• **The task**:
Can you transcribe every line exactly and leave the pictures behind?

• **Supplied material**:
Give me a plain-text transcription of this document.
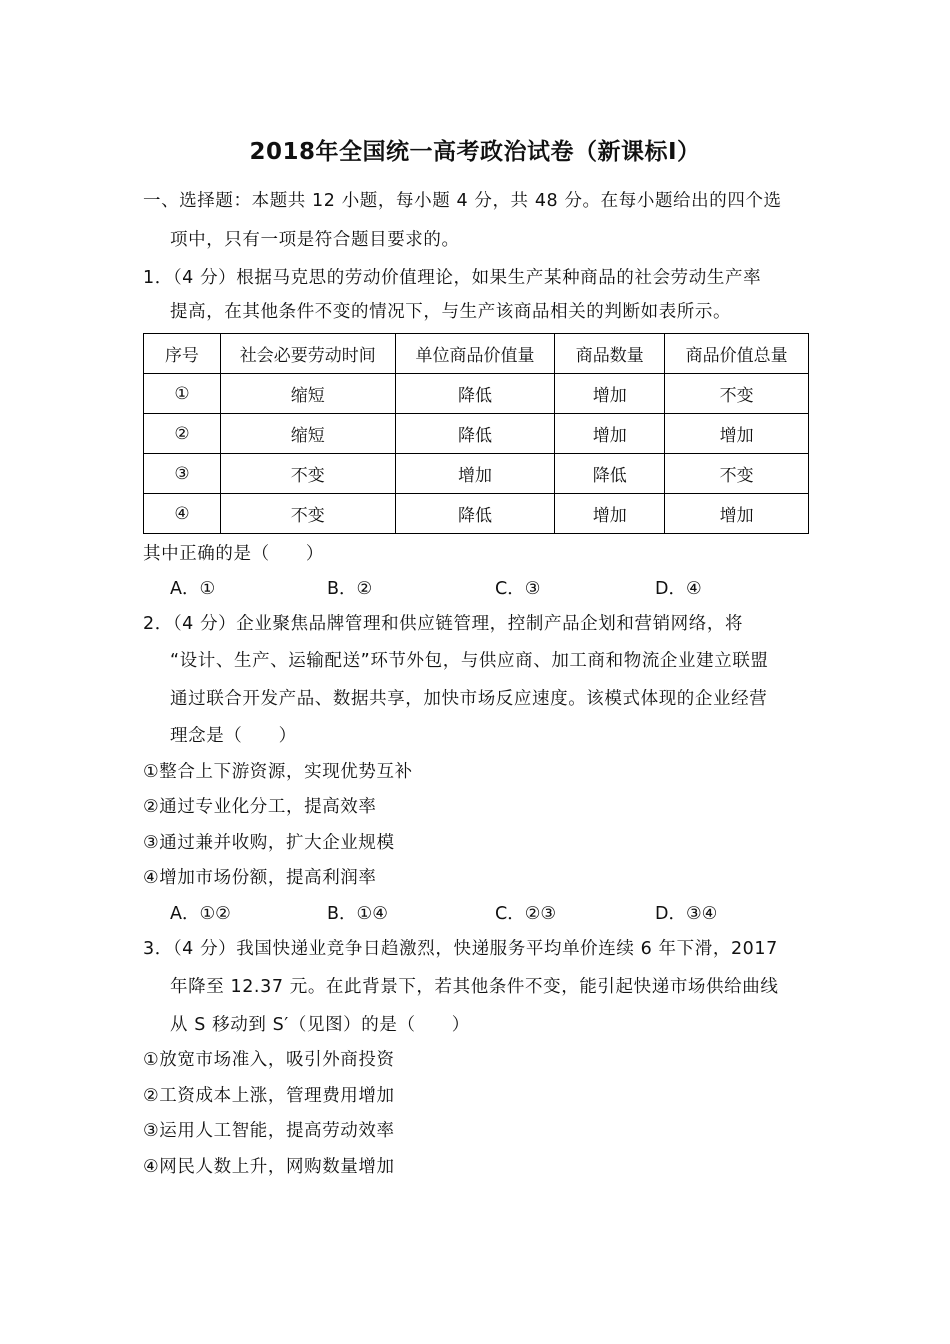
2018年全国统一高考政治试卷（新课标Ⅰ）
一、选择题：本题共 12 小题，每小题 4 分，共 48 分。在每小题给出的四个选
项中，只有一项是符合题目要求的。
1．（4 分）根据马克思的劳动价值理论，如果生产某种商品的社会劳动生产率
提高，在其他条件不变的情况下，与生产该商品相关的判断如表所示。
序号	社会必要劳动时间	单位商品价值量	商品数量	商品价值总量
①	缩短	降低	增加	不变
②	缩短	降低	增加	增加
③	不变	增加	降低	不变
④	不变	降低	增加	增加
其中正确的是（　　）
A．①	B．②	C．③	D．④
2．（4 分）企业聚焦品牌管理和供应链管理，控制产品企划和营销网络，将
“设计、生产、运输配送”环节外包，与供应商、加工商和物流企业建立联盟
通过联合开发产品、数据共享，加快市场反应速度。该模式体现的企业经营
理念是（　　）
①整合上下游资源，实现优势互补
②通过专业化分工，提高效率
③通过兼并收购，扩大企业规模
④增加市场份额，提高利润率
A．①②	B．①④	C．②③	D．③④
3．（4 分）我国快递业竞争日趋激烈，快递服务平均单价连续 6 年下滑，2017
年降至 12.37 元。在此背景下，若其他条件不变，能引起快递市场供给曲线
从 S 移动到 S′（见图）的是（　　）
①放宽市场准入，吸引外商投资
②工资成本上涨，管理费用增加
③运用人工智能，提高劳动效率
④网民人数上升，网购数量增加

• **Solution below**:
Give me a plain-text transcription of this document.
2018年全国统一高考政治试卷（新课标Ⅰ）
一、选择题：本题共 12 小题，每小题 4 分，共 48 分。在每小题给出的四个选
项中，只有一项是符合题目要求的。
1．（4 分）根据马克思的劳动价值理论，如果生产某种商品的社会劳动生产率
提高，在其他条件不变的情况下，与生产该商品相关的判断如表所示。
序号	社会必要劳动时间	单位商品价值量	商品数量	商品价值总量
①	缩短	降低	增加	不变
②	缩短	降低	增加	增加
③	不变	增加	降低	不变
④	不变	降低	增加	增加
其中正确的是（　　）
A．①	B．②	C．③	D．④
2．（4 分）企业聚焦品牌管理和供应链管理，控制产品企划和营销网络，将
“设计、生产、运输配送”环节外包，与供应商、加工商和物流企业建立联盟
通过联合开发产品、数据共享，加快市场反应速度。该模式体现的企业经营
理念是（　　）
①整合上下游资源，实现优势互补
②通过专业化分工，提高效率
③通过兼并收购，扩大企业规模
④增加市场份额，提高利润率
A．①②	B．①④	C．②③	D．③④
3．（4 分）我国快递业竞争日趋激烈，快递服务平均单价连续 6 年下滑，2017
年降至 12.37 元。在此背景下，若其他条件不变，能引起快递市场供给曲线
从 S 移动到 S′（见图）的是（　　）
①放宽市场准入，吸引外商投资
②工资成本上涨，管理费用增加
③运用人工智能，提高劳动效率
④网民人数上升，网购数量增加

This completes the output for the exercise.